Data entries
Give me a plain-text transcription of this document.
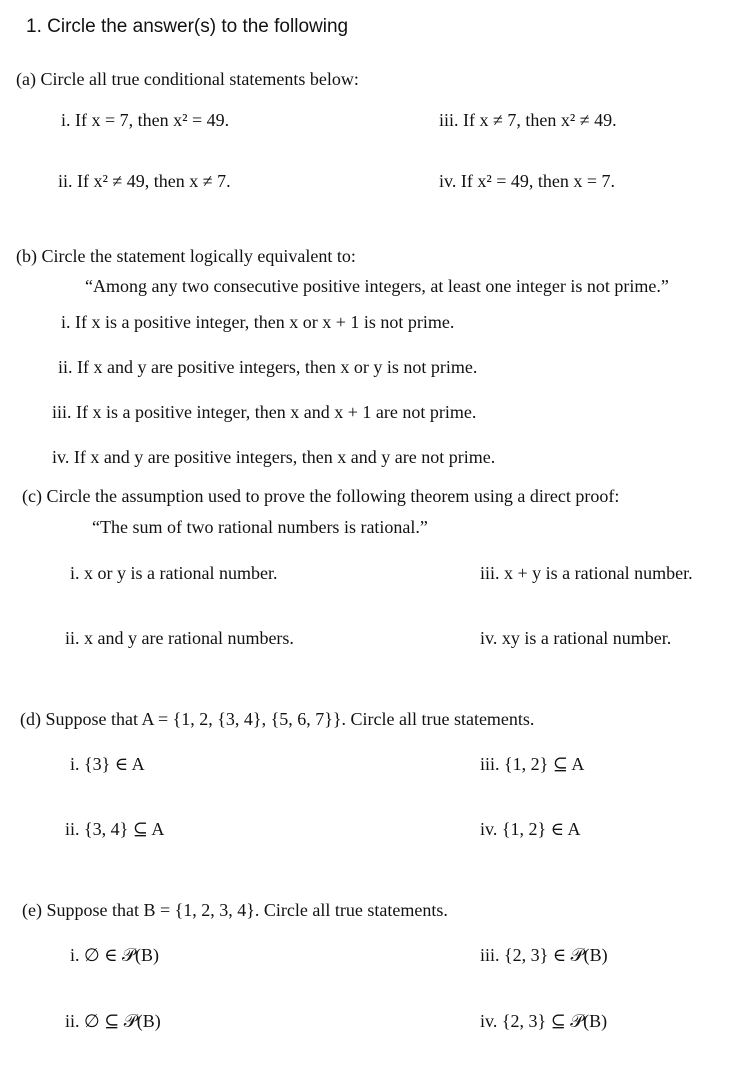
1. Circle the answer(s) to the following
(a) Circle all true conditional statements below:
i. If x = 7, then x² = 49.
ii. If x² ≠ 49, then x ≠ 7.
iii. If x ≠ 7, then x² ≠ 49.
iv. If x² = 49, then x = 7.
(b) Circle the statement logically equivalent to:
“Among any two consecutive positive integers, at least one integer is not prime.”
i. If x is a positive integer, then x or x + 1 is not prime.
ii. If x and y are positive integers, then x or y is not prime.
iii. If x is a positive integer, then x and x + 1 are not prime.
iv. If x and y are positive integers, then x and y are not prime.
(c) Circle the assumption used to prove the following theorem using a direct proof:
“The sum of two rational numbers is rational.”
i. x or y is a rational number.
ii. x and y are rational numbers.
iii. x + y is a rational number.
iv. xy is a rational number.
(d) Suppose that A = {1, 2, {3, 4}, {5, 6, 7}}. Circle all true statements.
i. {3} ∈ A
ii. {3, 4} ⊆ A
iii. {1, 2} ⊆ A
iv. {1, 2} ∈ A
(e) Suppose that B = {1, 2, 3, 4}. Circle all true statements.
i. ∅ ∈ 𝒫(B)
ii. ∅ ⊆ 𝒫(B)
iii. {2, 3} ∈ 𝒫(B)
iv. {2, 3} ⊆ 𝒫(B)
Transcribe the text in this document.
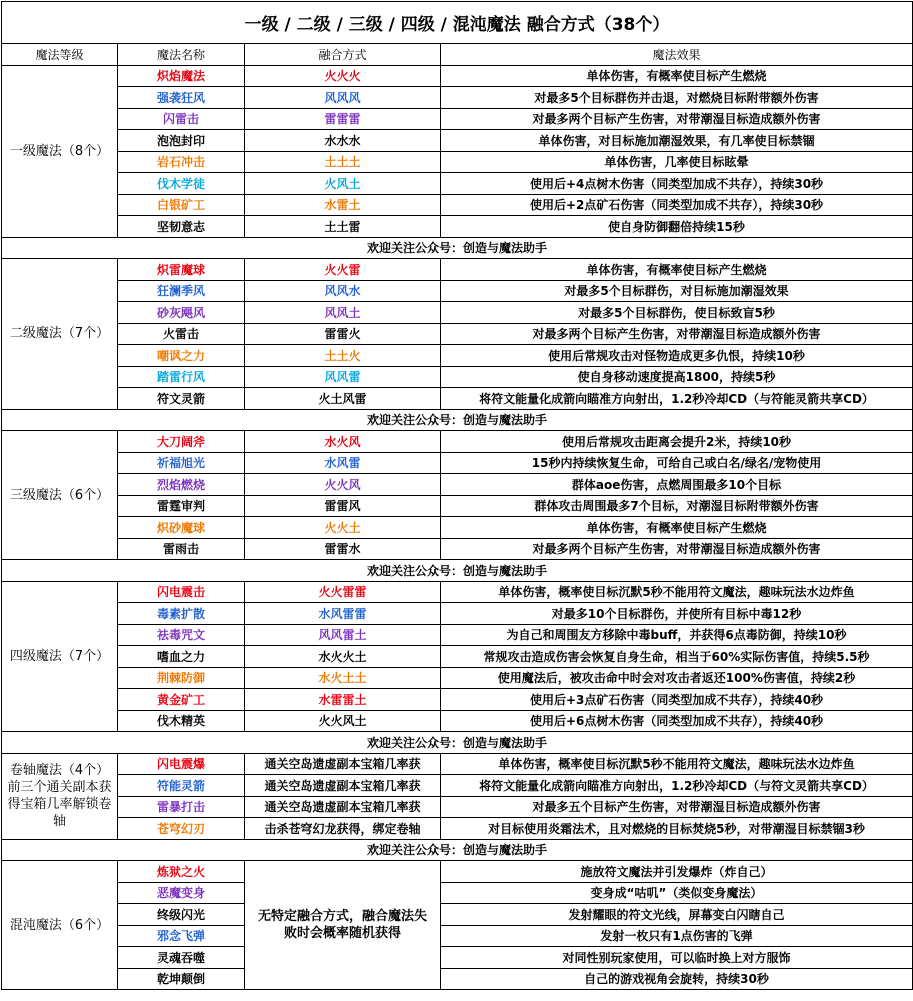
一级 / 二级 / 三级 / 四级 / 混沌魔法 融合方式（38个）			
魔法等级	魔法名称	融合方式	魔法效果
一级魔法（8个）	炽焰魔法	火火火	单体伤害，有概率使目标产生燃烧
	强袭狂风	风风风	对最多5个目标群伤并击退，对燃烧目标附带额外伤害
	闪雷击	雷雷雷	对最多两个目标产生伤害，对带潮湿目标造成额外伤害
	泡泡封印	水水水	单体伤害，对目标施加潮湿效果，有几率使目标禁锢
	岩石冲击	土土土	单体伤害，几率使目标眩晕
	伐木学徒	火风土	使用后+4点树木伤害（同类型加成不共存），持续30秒
	白银矿工	水雷土	使用后+2点矿石伤害（同类型加成不共存），持续30秒
	坚韧意志	土土雷	使自身防御翻倍持续15秒
欢迎关注公众号：创造与魔法助手			
二级魔法（7个）	炽雷魔球	火火雷	单体伤害，有概率使目标产生燃烧
	狂澜季风	风风水	对最多5个目标群伤，对目标施加潮湿效果
	砂灰飓风	风风土	对最多5个目标群伤，使目标致盲5秒
	火雷击	雷雷火	对最多两个目标产生伤害，对带潮湿目标造成额外伤害
	嘲讽之力	土土火	使用后常规攻击对怪物造成更多仇恨，持续10秒
	踏雷行风	风风雷	使自身移动速度提高1800，持续5秒
	符文灵箭	火土风雷	将符文能量化成箭向瞄准方向射出，1.2秒冷却CD（与符能灵箭共享CD）
欢迎关注公众号：创造与魔法助手			
三级魔法（6个）	大刀阔斧	水火风	使用后常规攻击距离会提升2米，持续10秒
	祈福旭光	水风雷	15秒内持续恢复生命，可给自己或白名/绿名/宠物使用
	烈焰燃烧	火火风	群体aoe伤害，点燃周围最多10个目标
	雷霆审判	雷雷风	群体攻击周围最多7个目标，对潮湿目标附带额外伤害
	炽砂魔球	火火土	单体伤害，有概率使目标产生燃烧
	雷雨击	雷雷水	对最多两个目标产生伤害，对带潮湿目标造成额外伤害
欢迎关注公众号：创造与魔法助手			
四级魔法（7个）	闪电震击	火火雷雷	单体伤害，概率使目标沉默5秒不能用符文魔法，趣味玩法水边炸鱼
	毒素扩散	水风雷雷	对最多10个目标群伤，并使所有目标中毒12秒
	祛毒咒文	风风雷土	为自己和周围友方移除中毒buff，并获得6点毒防御，持续10秒
	嗜血之力	水火火土	常规攻击造成伤害会恢复自身生命，相当于60%实际伤害值，持续5.5秒
	荆棘防御	水火土土	使用魔法后，被攻击命中时会对攻击者返还100%伤害值，持续2秒
	黄金矿工	水雷雷土	使用后+3点矿石伤害（同类型加成不共存），持续40秒
	伐木精英	火火风土	使用后+6点树木伤害（同类型加成不共存），持续40秒
欢迎关注公众号：创造与魔法助手			
卷轴魔法（4个）前三个通关副本获得宝箱几率解锁卷轴	闪电震爆	通关空岛遗虚副本宝箱几率获	单体伤害，概率使目标沉默5秒不能用符文魔法，趣味玩法水边炸鱼
	符能灵箭	通关空岛遗虚副本宝箱几率获	将符文能量化成箭向瞄准方向射出，1.2秒冷却CD（与符文灵箭共享CD）
	雷暴打击	通关空岛遗虚副本宝箱几率获	对最多五个目标产生伤害，对带潮湿目标造成额外伤害
	苍穹幻刃	击杀苍穹幻龙获得，绑定卷轴	对目标使用炎霜法术，且对燃烧的目标焚烧5秒，对带潮湿目标禁锢3秒
欢迎关注公众号：创造与魔法助手			
混沌魔法（6个）	炼狱之火	无特定融合方式，融合魔法失败时会概率随机获得	施放符文魔法并引发爆炸（炸自己）
	恶魔变身		变身成“咕叽”（类似变身魔法）
	终级闪光		发射耀眼的符文光线，屏幕变白闪瞎自己
	邪念飞弹		发射一枚只有1点伤害的飞弹
	灵魂吞噬		对同性别玩家使用，可以临时换上对方服饰
	乾坤颠倒		自己的游戏视角会旋转，持续30秒
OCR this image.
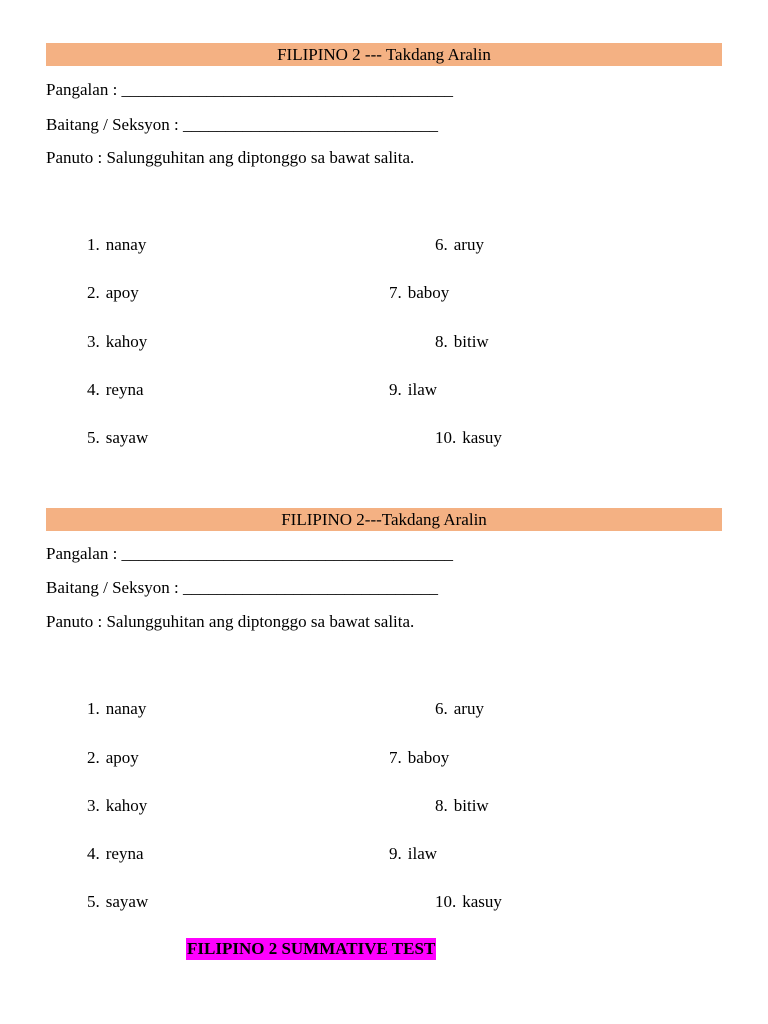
FILIPINO 2 --- Takdang Aralin
Pangalan : _______________________________________
Baitang / Seksyon : ______________________________
Panuto : Salungguhitan ang diptonggo sa bawat salita.

1. nanay

2. apoy

3. kahoy

4. reyna

5. sayaw

6. aruy

7. baboy

8. bitiw

9. ilaw

10. kasuy

FILIPINO 2---Takdang Aralin
Pangalan : _______________________________________
Baitang / Seksyon : ______________________________
Panuto : Salungguhitan ang diptonggo sa bawat salita.

1. nanay

2. apoy

3. kahoy

4. reyna

5. sayaw

6. aruy

7. baboy

8. bitiw

9. ilaw

10. kasuy

FILIPINO 2 SUMMATIVE TEST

Task objective
Give back the whole listing as it stands, minus its pictures.

The completed task
Give me a plain-text transcription of this document.
1. Circle the answer(s) to the following
(a) Circle all true conditional statements below:
i. If x = 7, then x² = 49.
ii. If x² ≠ 49, then x ≠ 7.
iii. If x ≠ 7, then x² ≠ 49.
iv. If x² = 49, then x = 7.
(b) Circle the statement logically equivalent to:
“Among any two consecutive positive integers, at least one integer is not prime.”
i. If x is a positive integer, then x or x + 1 is not prime.
ii. If x and y are positive integers, then x or y is not prime.
iii. If x is a positive integer, then x and x + 1 are not prime.
iv. If x and y are positive integers, then x and y are not prime.
(c) Circle the assumption used to prove the following theorem using a direct proof:
“The sum of two rational numbers is rational.”
i. x or y is a rational number.
ii. x and y are rational numbers.
iii. x + y is a rational number.
iv. xy is a rational number.
(d) Suppose that A = {1, 2, {3, 4}, {5, 6, 7}}. Circle all true statements.
i. {3} ∈ A
ii. {3, 4} ⊆ A
iii. {1, 2} ⊆ A
iv. {1, 2} ∈ A
(e) Suppose that B = {1, 2, 3, 4}. Circle all true statements.
i. ∅ ∈ 𝒫(B)
ii. ∅ ⊆ 𝒫(B)
iii. {2, 3} ∈ 𝒫(B)
iv. {2, 3} ⊆ 𝒫(B)
Transcribe the text in this document.
一级 / 二级 / 三级 / 四级 / 混沌魔法 融合方式（38个）			
魔法等级	魔法名称	融合方式	魔法效果
一级魔法（8个）	炽焰魔法	火火火	单体伤害，有概率使目标产生燃烧
	强袭狂风	风风风	对最多5个目标群伤并击退，对燃烧目标附带额外伤害
	闪雷击	雷雷雷	对最多两个目标产生伤害，对带潮湿目标造成额外伤害
	泡泡封印	水水水	单体伤害，对目标施加潮湿效果，有几率使目标禁锢
	岩石冲击	土土土	单体伤害，几率使目标眩晕
	伐木学徒	火风土	使用后+4点树木伤害（同类型加成不共存），持续30秒
	白银矿工	水雷土	使用后+2点矿石伤害（同类型加成不共存），持续30秒
	坚韧意志	土土雷	使自身防御翻倍持续15秒
欢迎关注公众号：创造与魔法助手			
二级魔法（7个）	炽雷魔球	火火雷	单体伤害，有概率使目标产生燃烧
	狂澜季风	风风水	对最多5个目标群伤，对目标施加潮湿效果
	砂灰飓风	风风土	对最多5个目标群伤，使目标致盲5秒
	火雷击	雷雷火	对最多两个目标产生伤害，对带潮湿目标造成额外伤害
	嘲讽之力	土土火	使用后常规攻击对怪物造成更多仇恨，持续10秒
	踏雷行风	风风雷	使自身移动速度提高1800，持续5秒
	符文灵箭	火土风雷	将符文能量化成箭向瞄准方向射出，1.2秒冷却CD（与符能灵箭共享CD）
欢迎关注公众号：创造与魔法助手			
三级魔法（6个）	大刀阔斧	水火风	使用后常规攻击距离会提升2米，持续10秒
	祈福旭光	水风雷	15秒内持续恢复生命，可给自己或白名/绿名/宠物使用
	烈焰燃烧	火火风	群体aoe伤害，点燃周围最多10个目标
	雷霆审判	雷雷风	群体攻击周围最多7个目标，对潮湿目标附带额外伤害
	炽砂魔球	火火土	单体伤害，有概率使目标产生燃烧
	雷雨击	雷雷水	对最多两个目标产生伤害，对带潮湿目标造成额外伤害
欢迎关注公众号：创造与魔法助手			
四级魔法（7个）	闪电震击	火火雷雷	单体伤害，概率使目标沉默5秒不能用符文魔法，趣味玩法水边炸鱼
	毒素扩散	水风雷雷	对最多10个目标群伤，并使所有目标中毒12秒
	祛毒咒文	风风雷土	为自己和周围友方移除中毒buff，并获得6点毒防御，持续10秒
	嗜血之力	水火火土	常规攻击造成伤害会恢复自身生命，相当于60%实际伤害值，持续5.5秒
	荆棘防御	水火土土	使用魔法后，被攻击命中时会对攻击者返还100%伤害值，持续2秒
	黄金矿工	水雷雷土	使用后+3点矿石伤害（同类型加成不共存），持续40秒
	伐木精英	火火风土	使用后+6点树木伤害（同类型加成不共存），持续40秒
欢迎关注公众号：创造与魔法助手			
卷轴魔法（4个）前三个通关副本获得宝箱几率解锁卷轴	闪电震爆	通关空岛遗虚副本宝箱几率获	单体伤害，概率使目标沉默5秒不能用符文魔法，趣味玩法水边炸鱼
	符能灵箭	通关空岛遗虚副本宝箱几率获	将符文能量化成箭向瞄准方向射出，1.2秒冷却CD（与符文灵箭共享CD）
	雷暴打击	通关空岛遗虚副本宝箱几率获	对最多五个目标产生伤害，对带潮湿目标造成额外伤害
	苍穹幻刃	击杀苍穹幻龙获得，绑定卷轴	对目标使用炎霜法术，且对燃烧的目标焚烧5秒，对带潮湿目标禁锢3秒
欢迎关注公众号：创造与魔法助手			
混沌魔法（6个）	炼狱之火	无特定融合方式，融合魔法失败时会概率随机获得	施放符文魔法并引发爆炸（炸自己）
	恶魔变身		变身成“咕叽”（类似变身魔法）
	终级闪光		发射耀眼的符文光线，屏幕变白闪瞎自己
	邪念飞弹		发射一枚只有1点伤害的飞弹
	灵魂吞噬		对同性别玩家使用，可以临时换上对方服饰
	乾坤颠倒		自己的游戏视角会旋转，持续30秒
OCR this image.
FILIPINO 2 --- Takdang Aralin
Pangalan : _______________________________________
Baitang / Seksyon : ______________________________
Panuto : Salungguhitan ang diptonggo sa bawat salita.

1. nanay

2. apoy

3. kahoy

4. reyna

5. sayaw

6. aruy

7. baboy

8. bitiw

9. ilaw

10. kasuy

FILIPINO 2---Takdang Aralin
Pangalan : _______________________________________
Baitang / Seksyon : ______________________________
Panuto : Salungguhitan ang diptonggo sa bawat salita.

1. nanay

2. apoy

3. kahoy

4. reyna

5. sayaw

6. aruy

7. baboy

8. bitiw

9. ilaw

10. kasuy

FILIPINO 2 SUMMATIVE TEST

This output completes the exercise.